■ Problem to solve
Copy out all the lines in the records that include the word "time".

■ The input

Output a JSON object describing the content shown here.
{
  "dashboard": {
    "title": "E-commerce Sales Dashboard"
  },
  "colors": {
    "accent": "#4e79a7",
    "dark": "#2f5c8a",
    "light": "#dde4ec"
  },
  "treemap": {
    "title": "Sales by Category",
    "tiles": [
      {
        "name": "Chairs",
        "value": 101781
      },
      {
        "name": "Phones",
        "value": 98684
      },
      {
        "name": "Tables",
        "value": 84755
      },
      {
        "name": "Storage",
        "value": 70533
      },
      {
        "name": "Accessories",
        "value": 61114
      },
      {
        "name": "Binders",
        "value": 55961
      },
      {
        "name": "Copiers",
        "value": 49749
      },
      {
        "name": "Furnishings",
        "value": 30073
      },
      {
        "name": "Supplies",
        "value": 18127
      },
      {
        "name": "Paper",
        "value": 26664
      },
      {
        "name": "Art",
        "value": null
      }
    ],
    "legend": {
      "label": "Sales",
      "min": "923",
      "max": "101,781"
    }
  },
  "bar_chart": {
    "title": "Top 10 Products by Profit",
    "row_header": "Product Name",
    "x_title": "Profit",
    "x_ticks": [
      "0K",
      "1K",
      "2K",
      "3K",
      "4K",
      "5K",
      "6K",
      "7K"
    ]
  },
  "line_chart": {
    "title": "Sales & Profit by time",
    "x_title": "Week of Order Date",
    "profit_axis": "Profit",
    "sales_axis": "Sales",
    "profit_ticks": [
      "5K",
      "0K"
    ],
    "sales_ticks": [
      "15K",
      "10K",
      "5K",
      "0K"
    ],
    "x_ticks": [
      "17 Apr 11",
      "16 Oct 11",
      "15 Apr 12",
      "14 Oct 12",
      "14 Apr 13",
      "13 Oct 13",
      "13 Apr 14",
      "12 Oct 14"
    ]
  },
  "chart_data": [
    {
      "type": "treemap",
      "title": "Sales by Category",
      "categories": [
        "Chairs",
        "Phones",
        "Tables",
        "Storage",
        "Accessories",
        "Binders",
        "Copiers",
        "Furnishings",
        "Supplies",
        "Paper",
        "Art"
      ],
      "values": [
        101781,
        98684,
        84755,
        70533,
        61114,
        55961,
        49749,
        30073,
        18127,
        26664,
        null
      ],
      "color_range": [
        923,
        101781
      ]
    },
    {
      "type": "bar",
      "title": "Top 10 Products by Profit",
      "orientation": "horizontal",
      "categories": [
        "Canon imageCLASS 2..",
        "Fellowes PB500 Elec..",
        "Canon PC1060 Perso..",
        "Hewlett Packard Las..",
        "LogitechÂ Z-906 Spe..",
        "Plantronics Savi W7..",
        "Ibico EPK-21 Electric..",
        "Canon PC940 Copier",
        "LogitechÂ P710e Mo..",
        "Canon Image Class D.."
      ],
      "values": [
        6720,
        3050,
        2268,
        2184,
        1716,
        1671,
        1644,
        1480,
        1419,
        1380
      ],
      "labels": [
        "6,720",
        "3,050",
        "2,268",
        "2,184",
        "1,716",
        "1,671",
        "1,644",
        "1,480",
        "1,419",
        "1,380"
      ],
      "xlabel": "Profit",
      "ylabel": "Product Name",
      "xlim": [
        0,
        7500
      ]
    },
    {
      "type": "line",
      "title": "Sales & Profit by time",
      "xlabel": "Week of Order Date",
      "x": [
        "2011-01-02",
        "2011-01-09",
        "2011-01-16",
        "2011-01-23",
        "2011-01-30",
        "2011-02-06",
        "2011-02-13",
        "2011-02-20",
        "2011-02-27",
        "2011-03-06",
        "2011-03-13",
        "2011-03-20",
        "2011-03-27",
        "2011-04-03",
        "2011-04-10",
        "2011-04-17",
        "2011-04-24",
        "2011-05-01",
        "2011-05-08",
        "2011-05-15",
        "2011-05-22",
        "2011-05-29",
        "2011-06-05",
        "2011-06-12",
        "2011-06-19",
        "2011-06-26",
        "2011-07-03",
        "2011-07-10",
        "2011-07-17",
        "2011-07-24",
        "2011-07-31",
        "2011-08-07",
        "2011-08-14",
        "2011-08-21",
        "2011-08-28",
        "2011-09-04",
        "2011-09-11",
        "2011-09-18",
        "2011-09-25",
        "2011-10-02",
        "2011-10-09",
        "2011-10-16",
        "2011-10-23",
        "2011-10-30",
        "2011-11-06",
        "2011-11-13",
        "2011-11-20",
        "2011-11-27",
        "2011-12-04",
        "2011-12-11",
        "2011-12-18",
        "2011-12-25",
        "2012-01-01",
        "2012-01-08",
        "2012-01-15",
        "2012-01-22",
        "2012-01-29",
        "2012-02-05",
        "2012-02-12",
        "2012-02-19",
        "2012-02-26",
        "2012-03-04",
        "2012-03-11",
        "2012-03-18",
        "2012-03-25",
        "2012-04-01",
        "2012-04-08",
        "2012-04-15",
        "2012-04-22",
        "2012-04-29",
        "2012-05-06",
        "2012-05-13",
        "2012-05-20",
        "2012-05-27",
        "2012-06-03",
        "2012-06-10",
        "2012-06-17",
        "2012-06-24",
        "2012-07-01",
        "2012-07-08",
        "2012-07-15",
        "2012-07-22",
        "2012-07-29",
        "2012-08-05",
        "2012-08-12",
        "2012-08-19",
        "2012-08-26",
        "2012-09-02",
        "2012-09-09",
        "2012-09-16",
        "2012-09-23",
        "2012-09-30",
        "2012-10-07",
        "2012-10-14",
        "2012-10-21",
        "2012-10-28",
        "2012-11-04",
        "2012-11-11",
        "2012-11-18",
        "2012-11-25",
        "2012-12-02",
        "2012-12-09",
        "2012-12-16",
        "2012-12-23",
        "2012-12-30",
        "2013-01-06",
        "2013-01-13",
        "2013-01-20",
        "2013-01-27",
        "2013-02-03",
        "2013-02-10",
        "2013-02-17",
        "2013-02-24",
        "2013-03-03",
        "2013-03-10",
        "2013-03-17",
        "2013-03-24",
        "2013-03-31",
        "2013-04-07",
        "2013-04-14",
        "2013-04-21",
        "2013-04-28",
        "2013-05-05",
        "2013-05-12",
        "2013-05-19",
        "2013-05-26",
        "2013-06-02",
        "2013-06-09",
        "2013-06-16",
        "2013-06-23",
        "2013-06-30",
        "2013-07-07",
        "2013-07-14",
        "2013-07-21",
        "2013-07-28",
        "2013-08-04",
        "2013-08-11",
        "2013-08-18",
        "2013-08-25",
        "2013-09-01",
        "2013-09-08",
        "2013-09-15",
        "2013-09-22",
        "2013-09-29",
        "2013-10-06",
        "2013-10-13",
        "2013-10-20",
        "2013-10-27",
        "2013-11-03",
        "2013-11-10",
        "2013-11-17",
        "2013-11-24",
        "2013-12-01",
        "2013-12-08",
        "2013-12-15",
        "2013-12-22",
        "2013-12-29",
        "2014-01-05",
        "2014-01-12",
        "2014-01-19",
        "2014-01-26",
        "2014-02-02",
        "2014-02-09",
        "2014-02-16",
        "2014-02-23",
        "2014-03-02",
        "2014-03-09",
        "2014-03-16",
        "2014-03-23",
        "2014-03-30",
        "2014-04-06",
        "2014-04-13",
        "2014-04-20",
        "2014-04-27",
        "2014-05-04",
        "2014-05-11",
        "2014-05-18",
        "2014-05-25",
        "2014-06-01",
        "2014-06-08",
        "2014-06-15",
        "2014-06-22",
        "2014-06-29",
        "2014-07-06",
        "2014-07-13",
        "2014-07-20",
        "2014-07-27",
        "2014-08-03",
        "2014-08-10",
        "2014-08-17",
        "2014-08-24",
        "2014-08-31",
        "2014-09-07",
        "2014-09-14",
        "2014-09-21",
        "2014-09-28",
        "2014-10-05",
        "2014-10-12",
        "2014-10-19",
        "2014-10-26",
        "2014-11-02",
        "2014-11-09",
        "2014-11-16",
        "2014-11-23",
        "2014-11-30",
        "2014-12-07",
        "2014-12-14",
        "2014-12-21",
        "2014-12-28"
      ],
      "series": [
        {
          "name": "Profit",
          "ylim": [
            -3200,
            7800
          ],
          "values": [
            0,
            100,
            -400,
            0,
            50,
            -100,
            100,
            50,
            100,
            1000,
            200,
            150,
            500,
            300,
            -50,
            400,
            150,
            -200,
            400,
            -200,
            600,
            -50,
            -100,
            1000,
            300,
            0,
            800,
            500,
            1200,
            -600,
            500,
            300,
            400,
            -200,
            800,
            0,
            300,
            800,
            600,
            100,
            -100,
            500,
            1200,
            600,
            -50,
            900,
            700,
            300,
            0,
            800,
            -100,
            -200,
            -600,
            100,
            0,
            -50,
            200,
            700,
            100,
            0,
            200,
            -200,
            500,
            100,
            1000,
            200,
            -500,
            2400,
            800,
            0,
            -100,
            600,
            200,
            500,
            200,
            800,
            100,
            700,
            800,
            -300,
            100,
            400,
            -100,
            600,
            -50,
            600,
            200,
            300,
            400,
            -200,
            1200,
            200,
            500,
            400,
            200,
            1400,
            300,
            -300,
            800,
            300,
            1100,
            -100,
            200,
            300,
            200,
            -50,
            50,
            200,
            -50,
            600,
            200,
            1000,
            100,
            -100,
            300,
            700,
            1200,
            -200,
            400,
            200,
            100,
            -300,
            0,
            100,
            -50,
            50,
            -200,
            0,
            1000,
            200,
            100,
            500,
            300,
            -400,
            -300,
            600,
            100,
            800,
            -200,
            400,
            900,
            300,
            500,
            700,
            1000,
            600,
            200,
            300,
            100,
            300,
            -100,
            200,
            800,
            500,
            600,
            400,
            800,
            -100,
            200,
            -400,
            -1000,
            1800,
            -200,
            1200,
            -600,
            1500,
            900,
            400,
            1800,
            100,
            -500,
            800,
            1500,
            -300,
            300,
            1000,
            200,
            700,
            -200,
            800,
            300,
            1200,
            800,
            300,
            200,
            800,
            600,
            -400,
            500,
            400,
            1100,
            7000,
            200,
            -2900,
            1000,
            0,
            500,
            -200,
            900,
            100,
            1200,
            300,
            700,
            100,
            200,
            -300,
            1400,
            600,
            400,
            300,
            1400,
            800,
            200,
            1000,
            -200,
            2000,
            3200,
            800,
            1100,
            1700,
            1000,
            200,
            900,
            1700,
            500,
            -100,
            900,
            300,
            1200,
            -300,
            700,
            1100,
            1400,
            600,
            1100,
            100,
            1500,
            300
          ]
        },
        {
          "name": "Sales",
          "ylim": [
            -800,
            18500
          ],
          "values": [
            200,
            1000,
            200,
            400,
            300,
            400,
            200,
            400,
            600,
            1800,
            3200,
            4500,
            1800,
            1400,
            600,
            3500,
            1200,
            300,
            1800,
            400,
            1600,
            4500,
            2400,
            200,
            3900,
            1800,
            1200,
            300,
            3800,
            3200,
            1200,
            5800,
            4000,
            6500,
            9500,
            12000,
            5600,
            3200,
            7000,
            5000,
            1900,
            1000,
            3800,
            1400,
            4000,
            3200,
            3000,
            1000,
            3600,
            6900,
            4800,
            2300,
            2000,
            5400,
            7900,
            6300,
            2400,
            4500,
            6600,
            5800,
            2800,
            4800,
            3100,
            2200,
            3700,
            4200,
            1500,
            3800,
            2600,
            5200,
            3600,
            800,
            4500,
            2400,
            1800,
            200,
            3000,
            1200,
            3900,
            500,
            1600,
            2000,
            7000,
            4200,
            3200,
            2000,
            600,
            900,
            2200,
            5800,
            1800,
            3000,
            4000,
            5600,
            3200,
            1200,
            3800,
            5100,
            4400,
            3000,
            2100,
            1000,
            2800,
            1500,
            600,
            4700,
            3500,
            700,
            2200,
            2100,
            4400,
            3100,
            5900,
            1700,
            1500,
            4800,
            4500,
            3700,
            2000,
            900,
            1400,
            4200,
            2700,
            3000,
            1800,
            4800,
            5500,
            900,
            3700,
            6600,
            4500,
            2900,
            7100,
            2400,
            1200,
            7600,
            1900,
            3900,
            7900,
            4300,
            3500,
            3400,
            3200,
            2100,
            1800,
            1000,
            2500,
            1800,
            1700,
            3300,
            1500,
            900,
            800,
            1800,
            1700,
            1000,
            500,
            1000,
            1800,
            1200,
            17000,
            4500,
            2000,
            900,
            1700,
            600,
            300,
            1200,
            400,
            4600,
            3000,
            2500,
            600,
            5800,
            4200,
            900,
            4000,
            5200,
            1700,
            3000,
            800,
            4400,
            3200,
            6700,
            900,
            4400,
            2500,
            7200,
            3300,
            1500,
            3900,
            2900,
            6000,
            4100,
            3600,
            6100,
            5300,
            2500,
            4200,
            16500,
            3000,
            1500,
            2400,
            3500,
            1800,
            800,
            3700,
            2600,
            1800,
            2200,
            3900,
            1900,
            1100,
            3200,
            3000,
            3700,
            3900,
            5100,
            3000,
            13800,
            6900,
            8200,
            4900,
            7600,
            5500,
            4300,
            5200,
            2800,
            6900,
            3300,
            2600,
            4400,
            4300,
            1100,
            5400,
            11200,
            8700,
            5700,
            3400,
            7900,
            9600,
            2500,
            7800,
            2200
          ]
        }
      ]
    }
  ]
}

■ Expected output
    "title": "Sales & Profit by time",
      "title": "Sales & Profit by time",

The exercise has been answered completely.